Stated exercise a: In the saved data entries, from the first line through the line containing "key[interactable]: =0=0 xyxy=(1551,805,1604,853)", can you swap every "key[interactable]" for "button[interactable]" and give those lines back with nothing else changed?
==== Text excerpt
How Web Application UI Behave as Systems

Understanding that UI components of a web application are actually subsystems of views, view fragments, composed, compositional and primary components, we need to understand now how a system behaves as all systems have a few things in common.

System Inputs

A system's input is an infinite and continuous function of U(x), where U is a live user input into the system and typically we can normalize the inputs between two ranges, we call those ranges the function of U(dx) (A function of u with respect to the first derivative of x, and the 2nd derivative of x). Between the range of derivatives is the range of all possible known and expected user inputs to the system, and in our case, a UI system of a web application. This can be at any level within the UI hierarchy, and really, we should actually consider this during the planning phase when building a UI element of the system (primaries, compositional, composed, view fragment or a complete view).

Beyond the ranges of the derivatives of expected user input exists areas of user inputs that could potentially happen that we do not know about, have not planned for or do know about, but think it is very unlikely that a user will perform that input, and so we do not include those inputs in the possible ranges of inputs that the user could do "this action" between the two derivative range of "expected behaviour".

Any input not within this expected range, could have wild and unexpected results in the system state, the system's output or in the various asynchronous requests, data processing or events emitters and event listeners within the system and so a lot of attention needs to go into what are the possible inputs to the system are and how are we going to control the inputs to enforce a user within the derivative range of expected input. Otherwise, we must think how do we account for a larger range of inputs and thus add the complexity to deal with the bad input.

The System State

The systems state is correlated to the system's input and is the result of various other processing within the system, but for sake of clarity and understanding, we simply can say, the system's state at any point in the function of the entire system, is at point X, or rather, the function of X (f(x)). That for a given correlated system input of U(dx) we are then going to result in a system state of (f(x)). But how does this relate to the error or unknown inputs of the system with respect to the state of the given system?
========
==== Input
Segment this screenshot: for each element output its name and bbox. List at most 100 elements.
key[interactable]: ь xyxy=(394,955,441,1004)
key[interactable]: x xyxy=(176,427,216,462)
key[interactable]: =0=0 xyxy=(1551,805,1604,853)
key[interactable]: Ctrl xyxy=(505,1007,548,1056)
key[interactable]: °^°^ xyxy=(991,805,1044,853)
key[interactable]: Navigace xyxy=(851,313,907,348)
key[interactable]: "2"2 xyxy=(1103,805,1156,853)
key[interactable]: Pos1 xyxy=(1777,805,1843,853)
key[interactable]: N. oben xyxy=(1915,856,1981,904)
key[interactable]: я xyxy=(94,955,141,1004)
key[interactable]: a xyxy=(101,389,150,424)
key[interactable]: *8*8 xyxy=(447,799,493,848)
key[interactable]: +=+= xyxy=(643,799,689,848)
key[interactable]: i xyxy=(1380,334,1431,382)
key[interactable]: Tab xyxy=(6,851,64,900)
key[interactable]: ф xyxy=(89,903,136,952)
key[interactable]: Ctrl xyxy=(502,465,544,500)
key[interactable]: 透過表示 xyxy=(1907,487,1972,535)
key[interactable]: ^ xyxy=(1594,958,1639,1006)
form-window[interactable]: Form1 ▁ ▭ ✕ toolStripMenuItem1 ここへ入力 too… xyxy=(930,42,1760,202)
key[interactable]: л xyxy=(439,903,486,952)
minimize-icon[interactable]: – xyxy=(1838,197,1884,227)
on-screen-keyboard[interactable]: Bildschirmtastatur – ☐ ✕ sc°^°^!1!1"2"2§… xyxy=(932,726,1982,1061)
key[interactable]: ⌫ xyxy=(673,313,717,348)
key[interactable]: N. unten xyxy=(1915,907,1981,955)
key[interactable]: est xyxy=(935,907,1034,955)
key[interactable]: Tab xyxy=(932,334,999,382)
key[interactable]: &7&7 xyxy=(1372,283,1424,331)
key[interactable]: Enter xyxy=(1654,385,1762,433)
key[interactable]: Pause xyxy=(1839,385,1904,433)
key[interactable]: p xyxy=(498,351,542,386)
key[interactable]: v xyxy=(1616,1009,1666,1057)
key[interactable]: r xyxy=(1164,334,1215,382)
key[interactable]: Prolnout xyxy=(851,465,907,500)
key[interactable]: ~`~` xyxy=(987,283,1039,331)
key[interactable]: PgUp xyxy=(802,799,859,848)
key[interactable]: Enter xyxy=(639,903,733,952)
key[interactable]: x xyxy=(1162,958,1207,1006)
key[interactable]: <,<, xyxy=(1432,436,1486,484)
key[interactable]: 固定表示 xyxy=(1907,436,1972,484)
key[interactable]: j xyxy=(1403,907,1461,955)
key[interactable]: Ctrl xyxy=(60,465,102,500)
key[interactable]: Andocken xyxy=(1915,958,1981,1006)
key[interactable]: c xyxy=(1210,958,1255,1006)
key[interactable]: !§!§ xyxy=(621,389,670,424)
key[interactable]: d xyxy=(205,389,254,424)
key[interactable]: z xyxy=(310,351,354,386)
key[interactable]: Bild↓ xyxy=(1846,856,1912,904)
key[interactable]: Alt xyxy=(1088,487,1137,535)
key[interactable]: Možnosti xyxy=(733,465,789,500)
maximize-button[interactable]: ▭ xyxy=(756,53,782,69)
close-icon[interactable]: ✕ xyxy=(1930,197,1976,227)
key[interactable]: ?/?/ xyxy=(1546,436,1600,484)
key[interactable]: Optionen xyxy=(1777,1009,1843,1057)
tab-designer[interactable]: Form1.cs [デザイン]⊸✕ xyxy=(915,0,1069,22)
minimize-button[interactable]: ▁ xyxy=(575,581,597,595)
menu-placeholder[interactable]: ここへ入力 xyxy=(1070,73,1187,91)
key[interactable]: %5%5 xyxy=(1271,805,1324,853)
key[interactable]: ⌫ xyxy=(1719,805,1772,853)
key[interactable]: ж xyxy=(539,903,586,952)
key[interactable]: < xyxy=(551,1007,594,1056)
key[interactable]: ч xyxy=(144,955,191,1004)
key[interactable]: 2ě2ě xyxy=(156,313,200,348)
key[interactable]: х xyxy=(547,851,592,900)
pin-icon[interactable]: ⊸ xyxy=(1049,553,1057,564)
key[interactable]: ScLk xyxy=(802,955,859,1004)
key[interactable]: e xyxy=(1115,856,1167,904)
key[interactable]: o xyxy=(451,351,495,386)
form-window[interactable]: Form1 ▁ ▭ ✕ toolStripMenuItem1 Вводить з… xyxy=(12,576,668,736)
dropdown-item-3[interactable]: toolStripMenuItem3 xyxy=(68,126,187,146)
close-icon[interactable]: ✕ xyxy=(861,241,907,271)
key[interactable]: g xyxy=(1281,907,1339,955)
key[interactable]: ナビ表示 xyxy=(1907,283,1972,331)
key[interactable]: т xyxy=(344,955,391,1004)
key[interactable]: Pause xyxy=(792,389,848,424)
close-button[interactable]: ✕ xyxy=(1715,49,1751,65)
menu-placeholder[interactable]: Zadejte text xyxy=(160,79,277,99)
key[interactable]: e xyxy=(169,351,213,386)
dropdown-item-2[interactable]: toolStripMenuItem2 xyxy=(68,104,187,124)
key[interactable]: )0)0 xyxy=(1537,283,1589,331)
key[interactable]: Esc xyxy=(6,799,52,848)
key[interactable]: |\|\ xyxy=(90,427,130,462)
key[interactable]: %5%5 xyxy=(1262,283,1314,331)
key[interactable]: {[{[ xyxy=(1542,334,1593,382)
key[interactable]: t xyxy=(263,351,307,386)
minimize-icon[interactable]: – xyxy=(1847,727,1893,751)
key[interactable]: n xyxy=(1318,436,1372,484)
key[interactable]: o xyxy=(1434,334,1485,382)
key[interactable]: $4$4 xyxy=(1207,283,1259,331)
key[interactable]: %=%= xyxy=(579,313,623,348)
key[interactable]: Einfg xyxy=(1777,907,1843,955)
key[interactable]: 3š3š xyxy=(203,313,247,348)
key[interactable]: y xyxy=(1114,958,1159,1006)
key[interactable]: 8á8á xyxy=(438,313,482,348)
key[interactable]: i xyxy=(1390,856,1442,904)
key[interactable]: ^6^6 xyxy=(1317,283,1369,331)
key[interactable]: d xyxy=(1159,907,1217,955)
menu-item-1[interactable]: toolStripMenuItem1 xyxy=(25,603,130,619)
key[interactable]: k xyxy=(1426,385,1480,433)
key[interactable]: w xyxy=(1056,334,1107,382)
========
Stated exercise b: In the passage on web application UI as systems, can you condense the paragraph beginning "Any input not within this expected range" into a short bulleted list of its main points?

Expected answer a:
Segment this screenshot: for each element output its name and bbox. List at most 100 elements.
button[interactable]: ь xyxy=(394,955,441,1004)
button[interactable]: x xyxy=(176,427,216,462)
button[interactable]: =0=0 xyxy=(1551,805,1604,853)

Expected answer b:
- Input outside the expected range can produce wild, unexpected results in the system state, the system output, asynchronous requests, data processing, and event emitters and listeners.
- Close attention is therefore needed on what the possible inputs are and how to control them so the user stays within the expected input range.
- Otherwise, the system must handle a wider range of inputs, which adds complexity to deal with bad input.